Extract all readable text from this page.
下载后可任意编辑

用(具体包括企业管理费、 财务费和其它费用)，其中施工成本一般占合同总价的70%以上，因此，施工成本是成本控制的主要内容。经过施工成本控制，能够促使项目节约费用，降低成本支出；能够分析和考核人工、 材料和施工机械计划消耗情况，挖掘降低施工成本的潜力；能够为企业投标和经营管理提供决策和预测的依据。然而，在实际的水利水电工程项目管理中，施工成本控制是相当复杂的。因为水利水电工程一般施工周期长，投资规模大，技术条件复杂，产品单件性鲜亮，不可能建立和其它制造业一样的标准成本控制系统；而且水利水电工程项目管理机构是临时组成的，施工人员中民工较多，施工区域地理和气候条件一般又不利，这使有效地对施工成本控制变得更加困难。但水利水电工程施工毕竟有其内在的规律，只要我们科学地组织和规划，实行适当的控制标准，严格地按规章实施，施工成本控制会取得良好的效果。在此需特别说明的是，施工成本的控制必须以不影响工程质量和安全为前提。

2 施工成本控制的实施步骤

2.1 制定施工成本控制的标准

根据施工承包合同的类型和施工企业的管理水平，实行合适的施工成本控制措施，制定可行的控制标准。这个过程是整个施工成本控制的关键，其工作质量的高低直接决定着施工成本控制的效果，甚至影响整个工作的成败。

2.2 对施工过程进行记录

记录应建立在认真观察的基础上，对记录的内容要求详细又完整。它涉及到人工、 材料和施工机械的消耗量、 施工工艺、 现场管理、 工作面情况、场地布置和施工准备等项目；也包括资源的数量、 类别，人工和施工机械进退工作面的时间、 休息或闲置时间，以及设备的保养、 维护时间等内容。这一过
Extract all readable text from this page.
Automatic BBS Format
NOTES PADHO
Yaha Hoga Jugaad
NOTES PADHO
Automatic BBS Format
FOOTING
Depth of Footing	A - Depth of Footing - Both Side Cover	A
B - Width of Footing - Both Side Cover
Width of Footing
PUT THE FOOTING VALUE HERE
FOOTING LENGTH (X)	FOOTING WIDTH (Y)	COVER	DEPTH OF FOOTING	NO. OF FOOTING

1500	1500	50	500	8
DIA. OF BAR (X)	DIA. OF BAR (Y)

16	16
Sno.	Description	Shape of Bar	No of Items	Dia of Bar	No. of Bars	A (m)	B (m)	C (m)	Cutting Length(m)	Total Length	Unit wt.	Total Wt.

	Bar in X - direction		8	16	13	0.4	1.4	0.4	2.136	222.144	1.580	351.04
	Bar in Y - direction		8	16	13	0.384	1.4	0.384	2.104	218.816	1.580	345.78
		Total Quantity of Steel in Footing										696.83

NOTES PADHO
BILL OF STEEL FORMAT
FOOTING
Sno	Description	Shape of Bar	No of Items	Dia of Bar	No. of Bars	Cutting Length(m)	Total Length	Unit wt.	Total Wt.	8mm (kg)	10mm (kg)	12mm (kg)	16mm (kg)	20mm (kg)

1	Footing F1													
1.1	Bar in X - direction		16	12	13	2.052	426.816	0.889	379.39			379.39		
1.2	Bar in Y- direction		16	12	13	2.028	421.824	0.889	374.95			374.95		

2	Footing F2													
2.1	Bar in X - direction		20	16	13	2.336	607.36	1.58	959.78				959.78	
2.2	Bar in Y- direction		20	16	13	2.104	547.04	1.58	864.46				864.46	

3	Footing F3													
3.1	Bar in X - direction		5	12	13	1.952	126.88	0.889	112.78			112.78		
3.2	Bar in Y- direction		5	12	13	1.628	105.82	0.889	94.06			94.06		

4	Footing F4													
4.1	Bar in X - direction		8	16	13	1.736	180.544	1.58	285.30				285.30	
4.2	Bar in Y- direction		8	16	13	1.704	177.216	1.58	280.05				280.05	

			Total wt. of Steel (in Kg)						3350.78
+ + + + +
■ Exercise prompt:
Tally the lines in these entries that have the string "Description" in them, then answer with the count and nothing else.

■ Answer for this exercise:
2